Gather each line in the entries that includes the string "height".

Raw records →
——————————

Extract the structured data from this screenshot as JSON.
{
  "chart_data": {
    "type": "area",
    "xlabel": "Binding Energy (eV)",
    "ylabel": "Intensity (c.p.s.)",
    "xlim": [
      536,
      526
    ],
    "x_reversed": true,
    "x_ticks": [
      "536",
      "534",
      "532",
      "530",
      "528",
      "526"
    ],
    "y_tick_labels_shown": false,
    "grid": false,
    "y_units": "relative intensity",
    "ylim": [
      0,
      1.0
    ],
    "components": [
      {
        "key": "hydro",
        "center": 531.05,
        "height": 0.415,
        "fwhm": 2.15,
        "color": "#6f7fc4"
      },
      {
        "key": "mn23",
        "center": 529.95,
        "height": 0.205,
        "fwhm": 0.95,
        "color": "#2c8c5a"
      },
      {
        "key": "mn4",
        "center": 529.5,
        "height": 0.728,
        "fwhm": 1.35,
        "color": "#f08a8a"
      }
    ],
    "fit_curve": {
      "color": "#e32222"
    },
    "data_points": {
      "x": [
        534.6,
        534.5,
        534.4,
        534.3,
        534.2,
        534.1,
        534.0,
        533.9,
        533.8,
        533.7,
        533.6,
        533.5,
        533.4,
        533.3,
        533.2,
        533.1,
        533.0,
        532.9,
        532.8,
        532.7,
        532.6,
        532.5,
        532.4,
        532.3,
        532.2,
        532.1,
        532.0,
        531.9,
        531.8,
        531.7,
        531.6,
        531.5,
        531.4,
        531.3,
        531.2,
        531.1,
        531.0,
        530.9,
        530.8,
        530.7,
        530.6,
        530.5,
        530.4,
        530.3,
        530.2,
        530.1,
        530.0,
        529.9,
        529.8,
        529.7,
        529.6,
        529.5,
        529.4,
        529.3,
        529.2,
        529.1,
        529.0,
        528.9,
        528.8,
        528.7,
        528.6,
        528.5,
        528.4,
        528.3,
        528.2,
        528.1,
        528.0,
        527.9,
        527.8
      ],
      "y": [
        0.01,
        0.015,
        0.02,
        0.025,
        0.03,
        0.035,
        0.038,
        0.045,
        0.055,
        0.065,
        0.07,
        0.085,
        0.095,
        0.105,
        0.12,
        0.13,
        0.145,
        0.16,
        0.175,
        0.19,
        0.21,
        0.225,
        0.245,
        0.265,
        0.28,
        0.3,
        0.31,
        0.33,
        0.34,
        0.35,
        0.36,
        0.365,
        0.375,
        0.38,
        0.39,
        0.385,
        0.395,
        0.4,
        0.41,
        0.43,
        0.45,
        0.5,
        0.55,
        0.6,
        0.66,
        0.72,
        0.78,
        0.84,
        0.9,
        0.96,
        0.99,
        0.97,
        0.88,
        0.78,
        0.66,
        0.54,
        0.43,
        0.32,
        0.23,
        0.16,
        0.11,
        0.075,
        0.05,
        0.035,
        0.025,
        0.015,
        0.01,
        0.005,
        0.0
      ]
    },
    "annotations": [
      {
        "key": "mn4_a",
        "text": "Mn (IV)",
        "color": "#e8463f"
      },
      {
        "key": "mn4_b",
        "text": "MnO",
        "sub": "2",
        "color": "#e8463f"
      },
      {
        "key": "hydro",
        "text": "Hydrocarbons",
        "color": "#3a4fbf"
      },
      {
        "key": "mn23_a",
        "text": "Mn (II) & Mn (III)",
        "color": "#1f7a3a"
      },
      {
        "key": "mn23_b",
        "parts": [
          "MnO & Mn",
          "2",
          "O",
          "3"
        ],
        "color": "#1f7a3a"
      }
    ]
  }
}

——————————

WRITTEN ANSWER →
        "height": 0.415,
        "height": 0.205,
        "height": 0.728,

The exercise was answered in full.